■ WORK TO COMPLETE ■
Filter this material down to the lines that hold "MarceloHenriqueDoriaFigueiredo", copying each one.

Data records
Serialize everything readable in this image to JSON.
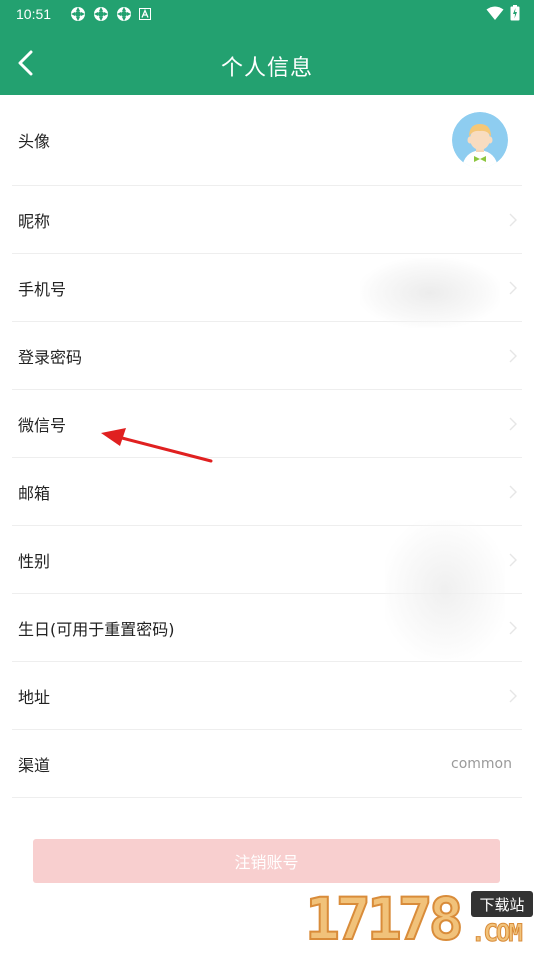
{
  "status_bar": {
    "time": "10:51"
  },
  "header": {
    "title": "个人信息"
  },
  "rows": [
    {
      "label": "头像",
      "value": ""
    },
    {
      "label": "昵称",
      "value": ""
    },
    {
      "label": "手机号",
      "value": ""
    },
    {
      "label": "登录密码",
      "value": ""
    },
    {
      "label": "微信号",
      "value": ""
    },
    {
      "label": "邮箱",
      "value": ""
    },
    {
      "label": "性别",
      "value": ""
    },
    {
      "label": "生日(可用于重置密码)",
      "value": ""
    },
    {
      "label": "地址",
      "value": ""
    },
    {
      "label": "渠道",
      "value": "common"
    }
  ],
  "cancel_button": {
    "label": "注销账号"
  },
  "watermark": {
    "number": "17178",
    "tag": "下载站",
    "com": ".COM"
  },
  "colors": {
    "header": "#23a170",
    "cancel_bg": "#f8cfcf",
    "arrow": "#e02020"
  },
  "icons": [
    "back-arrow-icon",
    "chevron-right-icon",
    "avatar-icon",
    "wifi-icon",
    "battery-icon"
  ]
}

...

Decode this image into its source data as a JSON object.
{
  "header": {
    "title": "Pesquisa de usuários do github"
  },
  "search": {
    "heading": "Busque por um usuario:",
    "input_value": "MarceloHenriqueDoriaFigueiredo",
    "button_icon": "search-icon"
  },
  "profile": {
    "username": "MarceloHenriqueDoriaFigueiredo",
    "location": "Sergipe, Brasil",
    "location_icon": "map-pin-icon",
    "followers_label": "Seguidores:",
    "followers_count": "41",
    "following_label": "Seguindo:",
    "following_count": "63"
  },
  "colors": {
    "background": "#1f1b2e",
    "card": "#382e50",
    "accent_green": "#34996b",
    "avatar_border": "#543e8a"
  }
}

■ FULL RESPONSE ■
    "input_value": "MarceloHenriqueDoriaFigueiredo",
    "username": "MarceloHenriqueDoriaFigueiredo",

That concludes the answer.